>> begin SELECTED PASSAGE
What is Trafficking in Persons?
Trafficking in persons, also called human trafficking, is a crime
and a human rights abuse. The three most common forms of
trafficking in persons (TIP) that DoD personnel may encounter
are:
- Sex trafficking
- Labor trafficking (also called forced labor)
- Child soldiering
The Trafficking Victims Protection Act (TVPA) of 2000 defined
“severe forms of trafficking in persons” in 22 U.S.C. 7102 (11)
as:
-
Sex trafficking in which a commercial sex act is induced by force,
fraud, or coercion, or in which a person induced to perform such
act has not attained 18 years of age; OR
-
The recruitment, harboring, transportation, provision, or
obtaining of a person for labor or services, using force, fraud,
or coercion for the purpose of subjection to involuntary
servitude, peonage, debt bondage, or slavery
-
Sex trafficking means the recruitment, harboring,
transportation, provision, obtaining, patronizing, or
soliciting of a person for the purpose of a commercial sex
act. -22 U.S.C. 7102 (12)
-
The term “commercial sex act” means any sex act on account of
which anything of value is given to or received by any person.
- 22 U.S.C. 7102 (3)
>> end SELECTED PASSAGE
>> begin INFORMATION GIVEN
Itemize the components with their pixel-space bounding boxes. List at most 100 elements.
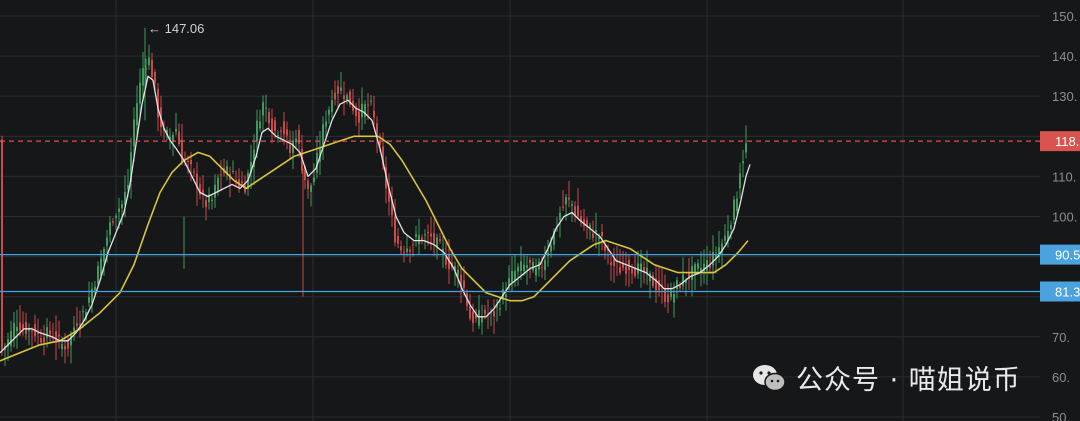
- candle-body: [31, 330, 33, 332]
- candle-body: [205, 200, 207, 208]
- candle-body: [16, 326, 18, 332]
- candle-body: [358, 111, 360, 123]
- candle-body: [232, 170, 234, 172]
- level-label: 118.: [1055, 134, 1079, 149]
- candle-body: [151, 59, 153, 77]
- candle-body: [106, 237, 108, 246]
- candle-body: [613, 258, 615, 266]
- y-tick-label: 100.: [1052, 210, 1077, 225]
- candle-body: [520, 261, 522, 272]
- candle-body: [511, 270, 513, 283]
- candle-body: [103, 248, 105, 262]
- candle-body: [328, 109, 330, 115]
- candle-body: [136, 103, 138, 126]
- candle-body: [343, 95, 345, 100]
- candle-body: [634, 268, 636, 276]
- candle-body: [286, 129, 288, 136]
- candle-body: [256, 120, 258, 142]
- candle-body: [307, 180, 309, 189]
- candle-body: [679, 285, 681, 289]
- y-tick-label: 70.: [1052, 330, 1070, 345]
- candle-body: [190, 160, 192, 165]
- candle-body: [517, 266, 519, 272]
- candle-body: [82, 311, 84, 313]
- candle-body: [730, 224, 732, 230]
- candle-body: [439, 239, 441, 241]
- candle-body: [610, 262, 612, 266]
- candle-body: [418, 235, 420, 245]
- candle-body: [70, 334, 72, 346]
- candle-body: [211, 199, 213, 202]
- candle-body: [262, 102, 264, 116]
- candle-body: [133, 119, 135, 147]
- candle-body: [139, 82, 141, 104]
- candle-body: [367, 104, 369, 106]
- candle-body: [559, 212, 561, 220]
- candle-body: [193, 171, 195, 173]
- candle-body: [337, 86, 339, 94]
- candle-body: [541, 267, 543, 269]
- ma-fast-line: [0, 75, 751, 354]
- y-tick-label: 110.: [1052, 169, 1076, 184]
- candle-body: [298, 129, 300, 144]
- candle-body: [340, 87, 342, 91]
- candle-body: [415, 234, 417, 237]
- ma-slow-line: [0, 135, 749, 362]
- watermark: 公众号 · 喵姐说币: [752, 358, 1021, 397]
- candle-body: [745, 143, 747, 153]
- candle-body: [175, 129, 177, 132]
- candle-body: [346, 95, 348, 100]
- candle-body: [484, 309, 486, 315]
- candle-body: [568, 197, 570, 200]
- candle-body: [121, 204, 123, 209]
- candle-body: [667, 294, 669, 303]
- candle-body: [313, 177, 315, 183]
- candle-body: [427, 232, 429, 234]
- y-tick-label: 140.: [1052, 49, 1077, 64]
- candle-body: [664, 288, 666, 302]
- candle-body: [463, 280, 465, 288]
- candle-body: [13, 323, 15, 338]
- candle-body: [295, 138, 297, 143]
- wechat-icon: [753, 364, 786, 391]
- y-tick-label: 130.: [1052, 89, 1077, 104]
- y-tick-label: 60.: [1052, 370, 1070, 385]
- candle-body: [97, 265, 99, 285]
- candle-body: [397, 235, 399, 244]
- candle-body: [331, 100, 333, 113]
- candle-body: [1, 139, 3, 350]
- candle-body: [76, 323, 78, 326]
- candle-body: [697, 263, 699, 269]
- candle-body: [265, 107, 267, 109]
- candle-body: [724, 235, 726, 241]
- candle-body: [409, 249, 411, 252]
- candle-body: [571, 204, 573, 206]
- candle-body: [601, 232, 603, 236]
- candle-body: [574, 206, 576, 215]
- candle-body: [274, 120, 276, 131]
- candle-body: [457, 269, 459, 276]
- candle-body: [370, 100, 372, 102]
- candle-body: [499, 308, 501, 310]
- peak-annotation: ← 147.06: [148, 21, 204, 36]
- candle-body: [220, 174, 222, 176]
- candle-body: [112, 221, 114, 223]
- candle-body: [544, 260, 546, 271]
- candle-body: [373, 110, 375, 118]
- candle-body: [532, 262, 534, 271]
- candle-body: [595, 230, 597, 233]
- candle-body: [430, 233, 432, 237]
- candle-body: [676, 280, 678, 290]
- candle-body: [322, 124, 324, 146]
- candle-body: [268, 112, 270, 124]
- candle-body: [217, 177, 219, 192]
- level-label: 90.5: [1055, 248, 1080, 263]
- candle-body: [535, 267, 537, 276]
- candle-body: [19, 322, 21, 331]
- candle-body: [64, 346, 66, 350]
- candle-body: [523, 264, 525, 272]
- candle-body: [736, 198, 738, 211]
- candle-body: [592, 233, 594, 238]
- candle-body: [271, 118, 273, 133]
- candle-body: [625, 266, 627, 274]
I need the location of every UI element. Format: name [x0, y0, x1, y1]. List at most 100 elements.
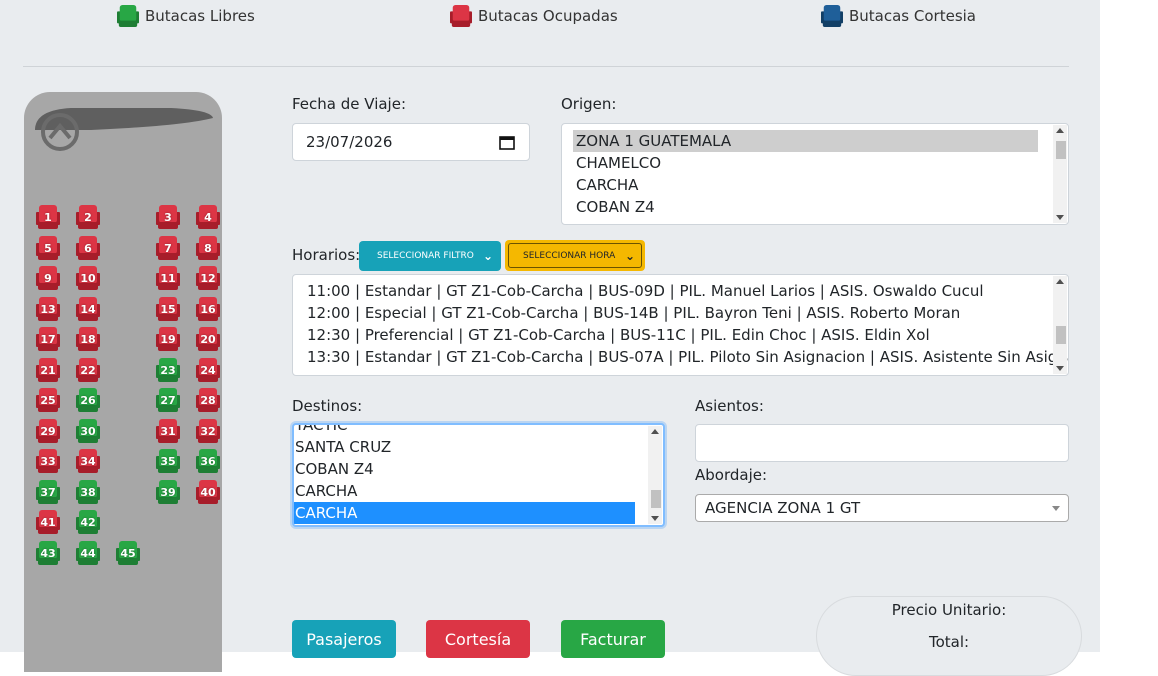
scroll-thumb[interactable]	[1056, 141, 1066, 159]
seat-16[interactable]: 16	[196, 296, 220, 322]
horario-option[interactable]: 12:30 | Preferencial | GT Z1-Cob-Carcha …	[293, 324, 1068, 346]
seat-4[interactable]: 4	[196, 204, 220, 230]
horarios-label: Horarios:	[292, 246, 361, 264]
>> end INFORMATION GIVEN
● **THE REQUEST**
Carry on the text on trafficking in persons from the point where it ends. The rows are separate material and are not part of the text on trafficking in persons.

● **TASK OUTPUT**
-
Labor trafficking includes involuntary servitude; peonage;
debt bondage; and slavery.
The term child soldier is defined in the Child Soldiers
Prevention Act of 2008 as:
-
Any person under 18 years of age who takes direct part in
hostilities as a member of governmental armed forces, police, or
other security forces;
-
Any person under 18 years of age who has been compulsorily
recruited into governmental armed forces, police, or other
security forces;
-
Any person under 15 years of age who has been voluntarily
recruited into governmental armed forces, police, or other
security forces; or
-
Any person under 18 years of age who has been recruited or used in
hostilities by armed forces distinct from the armed forces of a
state.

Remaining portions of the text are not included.